__Task brief__
Extract each line containing the string "Perpendicular".

__Material supplied__
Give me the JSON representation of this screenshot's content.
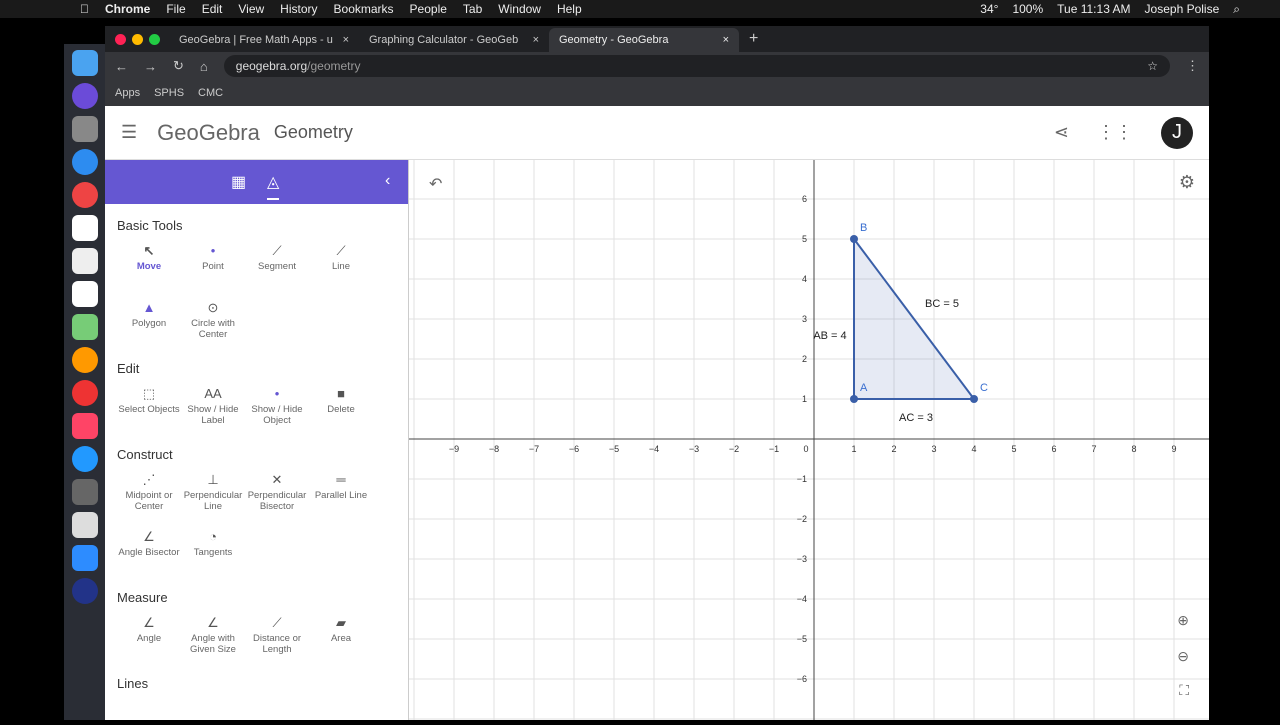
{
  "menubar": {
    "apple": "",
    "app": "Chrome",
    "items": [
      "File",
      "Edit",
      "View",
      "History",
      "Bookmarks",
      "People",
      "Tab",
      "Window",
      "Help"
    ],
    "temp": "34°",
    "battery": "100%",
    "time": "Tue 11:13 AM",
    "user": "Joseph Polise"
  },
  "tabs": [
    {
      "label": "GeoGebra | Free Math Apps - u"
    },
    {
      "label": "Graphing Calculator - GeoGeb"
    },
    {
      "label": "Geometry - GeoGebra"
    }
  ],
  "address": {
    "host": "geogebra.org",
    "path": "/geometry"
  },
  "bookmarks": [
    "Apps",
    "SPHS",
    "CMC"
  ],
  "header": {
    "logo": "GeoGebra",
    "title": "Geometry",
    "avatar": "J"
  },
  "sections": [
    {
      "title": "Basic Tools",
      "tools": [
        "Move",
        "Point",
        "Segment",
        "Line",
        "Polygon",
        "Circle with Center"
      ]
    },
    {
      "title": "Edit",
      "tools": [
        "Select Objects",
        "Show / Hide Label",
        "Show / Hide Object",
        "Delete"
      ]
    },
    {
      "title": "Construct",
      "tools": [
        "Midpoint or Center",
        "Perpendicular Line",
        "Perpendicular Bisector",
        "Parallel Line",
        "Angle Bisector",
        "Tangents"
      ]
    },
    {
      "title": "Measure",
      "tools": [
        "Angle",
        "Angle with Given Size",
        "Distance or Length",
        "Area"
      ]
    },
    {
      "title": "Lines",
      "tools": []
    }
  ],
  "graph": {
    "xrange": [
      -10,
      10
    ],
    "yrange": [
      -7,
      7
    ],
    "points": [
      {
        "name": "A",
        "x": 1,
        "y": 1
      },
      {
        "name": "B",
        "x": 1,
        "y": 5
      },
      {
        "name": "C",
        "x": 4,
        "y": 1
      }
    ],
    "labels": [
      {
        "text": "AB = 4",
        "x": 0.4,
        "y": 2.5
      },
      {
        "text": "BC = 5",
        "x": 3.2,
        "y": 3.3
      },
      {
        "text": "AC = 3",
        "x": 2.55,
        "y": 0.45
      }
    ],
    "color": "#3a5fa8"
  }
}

__Response to the exercise__
        "Perpendicular Line",
        "Perpendicular Bisector",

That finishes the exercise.